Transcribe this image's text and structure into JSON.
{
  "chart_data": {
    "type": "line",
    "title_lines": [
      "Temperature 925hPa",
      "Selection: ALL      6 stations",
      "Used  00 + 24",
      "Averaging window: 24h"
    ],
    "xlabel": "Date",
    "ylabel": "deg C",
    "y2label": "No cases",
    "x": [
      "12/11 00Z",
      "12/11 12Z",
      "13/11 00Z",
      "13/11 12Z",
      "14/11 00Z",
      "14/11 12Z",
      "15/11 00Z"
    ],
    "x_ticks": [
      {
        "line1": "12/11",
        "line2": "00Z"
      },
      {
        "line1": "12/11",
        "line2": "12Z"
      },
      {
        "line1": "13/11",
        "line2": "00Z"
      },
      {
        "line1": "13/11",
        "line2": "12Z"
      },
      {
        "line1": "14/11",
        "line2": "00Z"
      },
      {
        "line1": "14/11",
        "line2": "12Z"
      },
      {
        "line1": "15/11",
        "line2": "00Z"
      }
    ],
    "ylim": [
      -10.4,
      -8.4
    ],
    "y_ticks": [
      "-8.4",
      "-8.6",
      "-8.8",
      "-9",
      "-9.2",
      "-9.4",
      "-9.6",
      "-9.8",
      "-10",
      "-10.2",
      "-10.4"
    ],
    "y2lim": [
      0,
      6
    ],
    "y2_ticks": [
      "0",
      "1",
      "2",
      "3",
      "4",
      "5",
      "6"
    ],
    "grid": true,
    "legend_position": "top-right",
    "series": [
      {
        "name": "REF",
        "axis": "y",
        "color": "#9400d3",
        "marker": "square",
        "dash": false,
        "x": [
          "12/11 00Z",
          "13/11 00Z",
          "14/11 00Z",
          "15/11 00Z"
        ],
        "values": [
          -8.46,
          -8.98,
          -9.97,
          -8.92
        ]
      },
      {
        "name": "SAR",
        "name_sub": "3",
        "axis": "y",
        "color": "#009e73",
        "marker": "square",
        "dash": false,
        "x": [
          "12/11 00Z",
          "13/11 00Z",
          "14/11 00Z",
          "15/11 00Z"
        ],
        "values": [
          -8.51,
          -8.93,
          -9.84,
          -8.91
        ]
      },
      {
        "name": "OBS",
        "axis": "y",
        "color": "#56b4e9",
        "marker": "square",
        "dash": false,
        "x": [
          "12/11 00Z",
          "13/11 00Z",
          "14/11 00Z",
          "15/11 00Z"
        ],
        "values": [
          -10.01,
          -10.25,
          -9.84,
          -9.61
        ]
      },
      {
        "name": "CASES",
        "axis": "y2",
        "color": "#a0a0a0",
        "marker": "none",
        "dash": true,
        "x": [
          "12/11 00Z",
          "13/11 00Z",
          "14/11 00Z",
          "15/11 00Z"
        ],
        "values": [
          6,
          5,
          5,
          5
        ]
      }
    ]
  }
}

········

What is being asked: Every entry in the listing must be retyped exactly.

Written solution:
Transcribe this image's text and structure into JSON.
{
  "chart_data": {
    "type": "line",
    "title_lines": [
      "Temperature 925hPa",
      "Selection: ALL      6 stations",
      "Used  00 + 24",
      "Averaging window: 24h"
    ],
    "xlabel": "Date",
    "ylabel": "deg C",
    "y2label": "No cases",
    "x": [
      "12/11 00Z",
      "12/11 12Z",
      "13/11 00Z",
      "13/11 12Z",
      "14/11 00Z",
      "14/11 12Z",
      "15/11 00Z"
    ],
    "x_ticks": [
      {
        "line1": "12/11",
        "line2": "00Z"
      },
      {
        "line1": "12/11",
        "line2": "12Z"
      },
      {
        "line1": "13/11",
        "line2": "00Z"
      },
      {
        "line1": "13/11",
        "line2": "12Z"
      },
      {
        "line1": "14/11",
        "line2": "00Z"
      },
      {
        "line1": "14/11",
        "line2": "12Z"
      },
      {
        "line1": "15/11",
        "line2": "00Z"
      }
    ],
    "ylim": [
      -10.4,
      -8.4
    ],
    "y_ticks": [
      "-8.4",
      "-8.6",
      "-8.8",
      "-9",
      "-9.2",
      "-9.4",
      "-9.6",
      "-9.8",
      "-10",
      "-10.2",
      "-10.4"
    ],
    "y2lim": [
      0,
      6
    ],
    "y2_ticks": [
      "0",
      "1",
      "2",
      "3",
      "4",
      "5",
      "6"
    ],
    "grid": true,
    "legend_position": "top-right",
    "series": [
      {
        "name": "REF",
        "axis": "y",
        "color": "#9400d3",
        "marker": "square",
        "dash": false,
        "x": [
          "12/11 00Z",
          "13/11 00Z",
          "14/11 00Z",
          "15/11 00Z"
        ],
        "values": [
          -8.46,
          -8.98,
          -9.97,
          -8.92
        ]
      },
      {
        "name": "SAR",
        "name_sub": "3",
        "axis": "y",
        "color": "#009e73",
        "marker": "square",
        "dash": false,
        "x": [
          "12/11 00Z",
          "13/11 00Z",
          "14/11 00Z",
          "15/11 00Z"
        ],
        "values": [
          -8.51,
          -8.93,
          -9.84,
          -8.91
        ]
      },
      {
        "name": "OBS",
        "axis": "y",
        "color": "#56b4e9",
        "marker": "square",
        "dash": false,
        "x": [
          "12/11 00Z",
          "13/11 00Z",
          "14/11 00Z",
          "15/11 00Z"
        ],
        "values": [
          -10.01,
          -10.25,
          -9.84,
          -9.61
        ]
      },
      {
        "name": "CASES",
        "axis": "y2",
        "color": "#a0a0a0",
        "marker": "none",
        "dash": true,
        "x": [
          "12/11 00Z",
          "13/11 00Z",
          "14/11 00Z",
          "15/11 00Z"
        ],
        "values": [
          6,
          5,
          5,
          5
        ]
      }
    ]
  }
}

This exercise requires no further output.